- WHAT THE TASK ASKS
Starting at the first of the entries and stopping after the line that contains "temperature-tick-label: 20 bbox=[105, 144, 138, 177]", write those lines out again, substituting "temperature-trace" for "temperature-line" and keeping everything else unchanged.

[Dataset entries]
-.-.-

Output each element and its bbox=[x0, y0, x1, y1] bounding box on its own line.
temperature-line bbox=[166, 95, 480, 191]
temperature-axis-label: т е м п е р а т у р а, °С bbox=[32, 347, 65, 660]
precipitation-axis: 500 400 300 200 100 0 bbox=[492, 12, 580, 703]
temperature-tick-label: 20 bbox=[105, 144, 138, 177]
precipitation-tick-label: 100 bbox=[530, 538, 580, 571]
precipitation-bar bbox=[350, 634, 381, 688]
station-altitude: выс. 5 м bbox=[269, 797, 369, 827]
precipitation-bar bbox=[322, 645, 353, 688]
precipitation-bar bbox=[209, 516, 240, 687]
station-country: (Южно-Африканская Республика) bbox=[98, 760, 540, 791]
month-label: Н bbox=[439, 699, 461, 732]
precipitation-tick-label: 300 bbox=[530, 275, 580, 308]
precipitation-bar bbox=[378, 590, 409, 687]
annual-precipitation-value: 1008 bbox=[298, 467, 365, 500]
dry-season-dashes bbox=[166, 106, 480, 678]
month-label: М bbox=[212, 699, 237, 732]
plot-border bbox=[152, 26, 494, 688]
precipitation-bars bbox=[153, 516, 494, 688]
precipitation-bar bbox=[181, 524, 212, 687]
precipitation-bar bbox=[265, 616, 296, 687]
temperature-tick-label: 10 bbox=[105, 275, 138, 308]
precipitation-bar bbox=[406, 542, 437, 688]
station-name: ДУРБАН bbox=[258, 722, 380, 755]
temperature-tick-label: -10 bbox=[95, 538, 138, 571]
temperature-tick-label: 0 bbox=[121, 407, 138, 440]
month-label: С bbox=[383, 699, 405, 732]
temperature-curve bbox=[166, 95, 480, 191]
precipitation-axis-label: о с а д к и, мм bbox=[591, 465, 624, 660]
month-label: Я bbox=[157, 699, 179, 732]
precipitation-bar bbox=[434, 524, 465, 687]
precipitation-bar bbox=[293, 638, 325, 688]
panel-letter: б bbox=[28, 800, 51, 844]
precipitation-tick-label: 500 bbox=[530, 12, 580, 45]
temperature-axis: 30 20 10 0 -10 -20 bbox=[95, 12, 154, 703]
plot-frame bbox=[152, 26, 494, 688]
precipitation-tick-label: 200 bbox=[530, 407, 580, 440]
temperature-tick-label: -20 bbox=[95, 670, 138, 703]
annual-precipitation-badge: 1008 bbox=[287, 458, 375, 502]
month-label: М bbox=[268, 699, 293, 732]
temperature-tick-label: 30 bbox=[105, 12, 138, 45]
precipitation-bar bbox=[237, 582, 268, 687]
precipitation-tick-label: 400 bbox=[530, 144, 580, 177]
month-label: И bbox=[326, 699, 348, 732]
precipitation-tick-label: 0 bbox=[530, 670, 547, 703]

-.-.-

- ANSWER TO THE PROBLEM
Output each element and its bbox=[x0, y0, x1, y1] bounding box on its own line.
temperature-trace bbox=[166, 95, 480, 191]
temperature-axis-label: т е м п е р а т у р а, °С bbox=[32, 347, 65, 660]
precipitation-axis: 500 400 300 200 100 0 bbox=[492, 12, 580, 703]
temperature-tick-label: 20 bbox=[105, 144, 138, 177]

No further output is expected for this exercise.